→ **GOAL**
Copy the records that follow exactly as written, but not their pictures.

----------

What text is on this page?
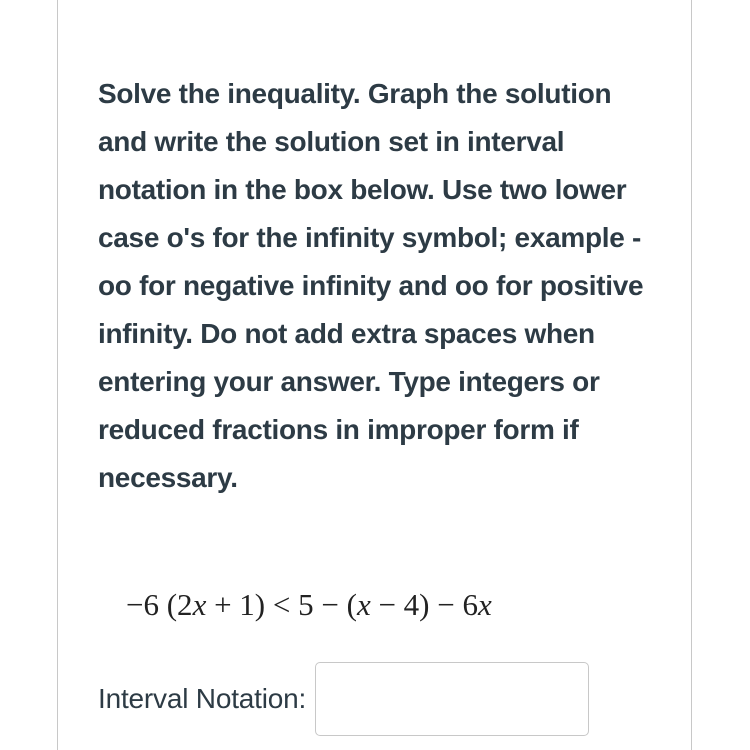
Solve the inequality. Graph the solution and write the solution set in interval notation in the box below. Use two lower case o's for the infinity symbol; example -oo for negative infinity and oo for positive infinity. Do not add extra spaces when entering your answer. Type integers or reduced fractions in improper form if necessary.

−6 (2x + 1) < 5 − (x − 4) − 6x

Interval Notation:
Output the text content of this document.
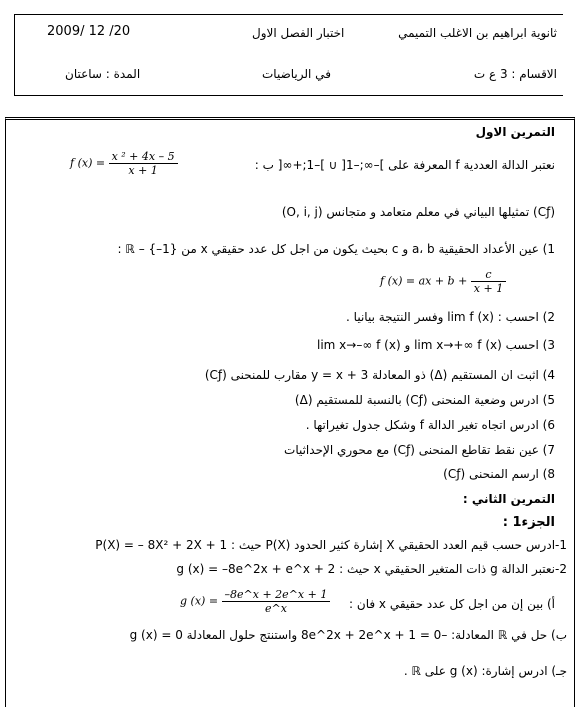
ثانوية ابراهيم بن الاغلب التميمي
اختبار الفصل الاول
2009/ 12 /20
الاقسام : 3 ع ت
في الرياضيات
المدة : ساعتان
التمرين الاول
نعتبر الدالة العددية f المعرفة على ]–∞;–1[ ∪ ]–1;+∞[ ب :
f $(x) = \frac{\text{x ² + 4x – 5}}{x + 1}$
(Cƒ) تمثيلها البياني في معلم متعامد و متجانس (O, i, j)
1) عين الأعداد الحقيقية a، b و c بحيث يكون من اجل كل عدد حقيقي x من ℝ – {–1} :
f (x) = ax + $b + \frac{c}{x + 1}$
2) احسب : lim f (x) وفسر النتيجة بيانيا .
3) احسب lim x→+∞ f (x) و lim x→–∞ f (x)
4) اثبت ان المستقيم (Δ) ذو المعادلة y = x + 3 مقارب للمنحنى (Cƒ)
5) ادرس وضعية المنحنى (Cƒ) بالنسبة للمستقيم (Δ)
6) ادرس اتجاه تغير الدالة f وشكل جدول تغيراتها .
7) عين نقط تقاطع المنحنى (Cƒ) مع محوري الإحداثيات
8) ارسم المنحنى (Cƒ)
التمرين الثاني :
الجزء1 :
1-ادرس حسب قيم العدد الحقيقي X إشارة كثير الحدود P(X) حيث : P(X) = – 8X² + 2X + 1
2-نعتبر الدالة g ذات المتغير الحقيقي x حيث : g (x) = –8e^2x + e^x + 2
أ) بين إن من اجل كل عدد حقيقي x فان :
g $(x) = \frac{-8e\^{}x + 2e\^{}x + 1}{e\^{}x}$
ب) حل في ℝ المعادلة: –8e^2x + 2e^x + 1 = 0 واستنتج حلول المعادلة g (x) = 0
جـ) ادرس إشارة: g (x) على ℝ .
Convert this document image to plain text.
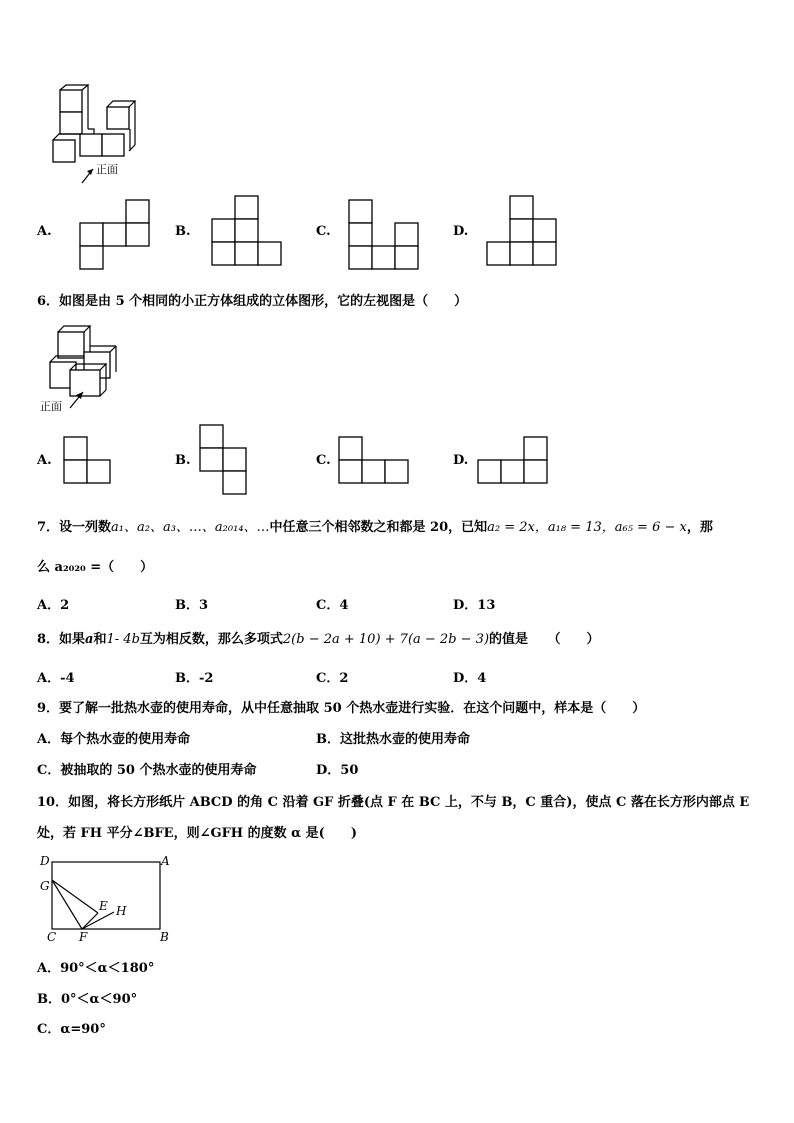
正面
A.	B.	C.	D.
6．如图是由 5 个相同的小正方体组成的立体图形，它的左视图是（　　）
正面
A.	B.	C.	D.
7．设一列数a₁、a₂、a₃、…、a₂₀₁₄、…中任意三个相邻数之和都是 20，已知a₂ = 2x，a₁₈ = 13，a₆₅ = 6 − x，那
么 a₂₀₂₀ =（　　）
A．2	B．3	C．4	D．13
8．如果a和1- 4b互为相反数，那么多项式2(b − 2a + 10) + 7(a − 2b − 3)的值是　　（　　）
A．-4	B．-2	C．2	D．4
9．要了解一批热水壶的使用寿命，从中任意抽取 50 个热水壶进行实验．在这个问题中，样本是（　　）
A．每个热水壶的使用寿命	B．这批热水壶的使用寿命
C．被抽取的 50 个热水壶的使用寿命	D．50
10．如图，将长方形纸片 ABCD 的角 C 沿着 GF 折叠(点 F 在 BC 上，不与 B，C 重合)，使点 C 落在长方形内部点 E
处，若 FH 平分∠BFE，则∠GFH 的度数 α 是(　　)
D	A
G
E H
C F	B
A．90°＜α＜180°
B．0°＜α＜90°
C．α=90°
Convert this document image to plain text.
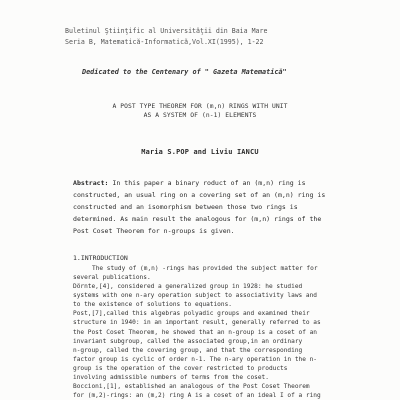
Buletinul Ştiinţific al Universităţii din Baia Mare
Seria B, Matematică-Informatică,Vol.XI(1995), 1-22
Dedicated to the Centenary of " Gazeta Matematică"
A POST TYPE THEOREM FOR (m,n) RINGS WITH UNIT
AS A SYSTEM OF (n-1) ELEMENTS
Maria S.POP and Liviu IANCU
Abstract: In this paper a binary roduct of an (m,n) ring is
constructed, an usual ring on a covering set of an (m,n) ring is
constructed and an isomorphism between those two rings is
determined. As main result the analogous for (m,n) rings of the
Post Coset Theorem for n-groups is given.
1.INTRODUCTION
The study of (m,n) -rings has provided the subject matter for
several publications.
Dörnte,[4], considered a generalized group in 1928: he studied
systems with one n-ary operation subject to associativity laws and
to the existence of solutions to equations.
Post,[7],called this algebras polyadic groups and examined their
structure in 1940: in an important result, generally referred to as
the Post Coset Theorem, he showed that an n-group is a coset of an
invariant subgroup, called the associated group,in an ordinary
n-group, called the covering group, and that the corresponding
factor group is cyclic of order n-1. The n-ary operation in the n-
group is the operation of the cover restricted to products
involving admissible numbers of terms from the coset.
Boccioni,[1], established an analogous of the Post Coset Theorem
for (m,2)-rings: an (m,2) ring A is a coset of an ideal I of a ring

----------

→ **ANSWER FOR THIS EXERCISE**
What text is on this page?
Solve the inequality. Graph the solution and write the solution set in interval notation in the box below. Use two lower case o's for the infinity symbol; example -oo for negative infinity and oo for positive infinity. Do not add extra spaces when entering your answer. Type integers or reduced fractions in improper form if necessary.

−6 (2x + 1) < 5 − (x − 4) − 6x

Interval Notation:
Output the text content of this document.
ثانوية ابراهيم بن الاغلب التميمي
اختبار الفصل الاول
2009/ 12 /20
الاقسام : 3 ع ت
في الرياضيات
المدة : ساعتان
التمرين الاول
نعتبر الدالة العددية f المعرفة على ]–∞;–1[ ∪ ]–1;+∞[ ب :
f $(x) = \frac{\text{x ² + 4x – 5}}{x + 1}$
(Cƒ) تمثيلها البياني في معلم متعامد و متجانس (O, i, j)
1) عين الأعداد الحقيقية a، b و c بحيث يكون من اجل كل عدد حقيقي x من ℝ – {–1} :
f (x) = ax + $b + \frac{c}{x + 1}$
2) احسب : lim f (x) وفسر النتيجة بيانيا .
3) احسب lim x→+∞ f (x) و lim x→–∞ f (x)
4) اثبت ان المستقيم (Δ) ذو المعادلة y = x + 3 مقارب للمنحنى (Cƒ)
5) ادرس وضعية المنحنى (Cƒ) بالنسبة للمستقيم (Δ)
6) ادرس اتجاه تغير الدالة f وشكل جدول تغيراتها .
7) عين نقط تقاطع المنحنى (Cƒ) مع محوري الإحداثيات
8) ارسم المنحنى (Cƒ)
التمرين الثاني :
الجزء1 :
1-ادرس حسب قيم العدد الحقيقي X إشارة كثير الحدود P(X) حيث : P(X) = – 8X² + 2X + 1
2-نعتبر الدالة g ذات المتغير الحقيقي x حيث : g (x) = –8e^2x + e^x + 2
أ) بين إن من اجل كل عدد حقيقي x فان :
g $(x) = \frac{-8e\^{}x + 2e\^{}x + 1}{e\^{}x}$
ب) حل في ℝ المعادلة: –8e^2x + 2e^x + 1 = 0 واستنتج حلول المعادلة g (x) = 0
جـ) ادرس إشارة: g (x) على ℝ .
Convert this document image to plain text.
正面
A.	B.	C.	D.
6．如图是由 5 个相同的小正方体组成的立体图形，它的左视图是（　　）
正面
A.	B.	C.	D.
7．设一列数a₁、a₂、a₃、…、a₂₀₁₄、…中任意三个相邻数之和都是 20，已知a₂ = 2x，a₁₈ = 13，a₆₅ = 6 − x，那
么 a₂₀₂₀ =（　　）
A．2	B．3	C．4	D．13
8．如果a和1- 4b互为相反数，那么多项式2(b − 2a + 10) + 7(a − 2b − 3)的值是　　（　　）
A．-4	B．-2	C．2	D．4
9．要了解一批热水壶的使用寿命，从中任意抽取 50 个热水壶进行实验．在这个问题中，样本是（　　）
A．每个热水壶的使用寿命	B．这批热水壶的使用寿命
C．被抽取的 50 个热水壶的使用寿命	D．50
10．如图，将长方形纸片 ABCD 的角 C 沿着 GF 折叠(点 F 在 BC 上，不与 B，C 重合)，使点 C 落在长方形内部点 E
处，若 FH 平分∠BFE，则∠GFH 的度数 α 是(　　)
D	A
G
E H
C F	B
A．90°＜α＜180°
B．0°＜α＜90°
C．α=90°
Convert this document image to plain text.
Buletinul Ştiinţific al Universităţii din Baia Mare
Seria B, Matematică-Informatică,Vol.XI(1995), 1-22
Dedicated to the Centenary of " Gazeta Matematică"
A POST TYPE THEOREM FOR (m,n) RINGS WITH UNIT
AS A SYSTEM OF (n-1) ELEMENTS
Maria S.POP and Liviu IANCU
Abstract: In this paper a binary roduct of an (m,n) ring is
constructed, an usual ring on a covering set of an (m,n) ring is
constructed and an isomorphism between those two rings is
determined. As main result the analogous for (m,n) rings of the
Post Coset Theorem for n-groups is given.
1.INTRODUCTION
The study of (m,n) -rings has provided the subject matter for
several publications.
Dörnte,[4], considered a generalized group in 1928: he studied
systems with one n-ary operation subject to associativity laws and
to the existence of solutions to equations.
Post,[7],called this algebras polyadic groups and examined their
structure in 1940: in an important result, generally referred to as
the Post Coset Theorem, he showed that an n-group is a coset of an
invariant subgroup, called the associated group,in an ordinary
n-group, called the covering group, and that the corresponding
factor group is cyclic of order n-1. The n-ary operation in the n-
group is the operation of the cover restricted to products
involving admissible numbers of terms from the coset.
Boccioni,[1], established an analogous of the Post Coset Theorem
for (m,2)-rings: an (m,2) ring A is a coset of an ideal I of a ring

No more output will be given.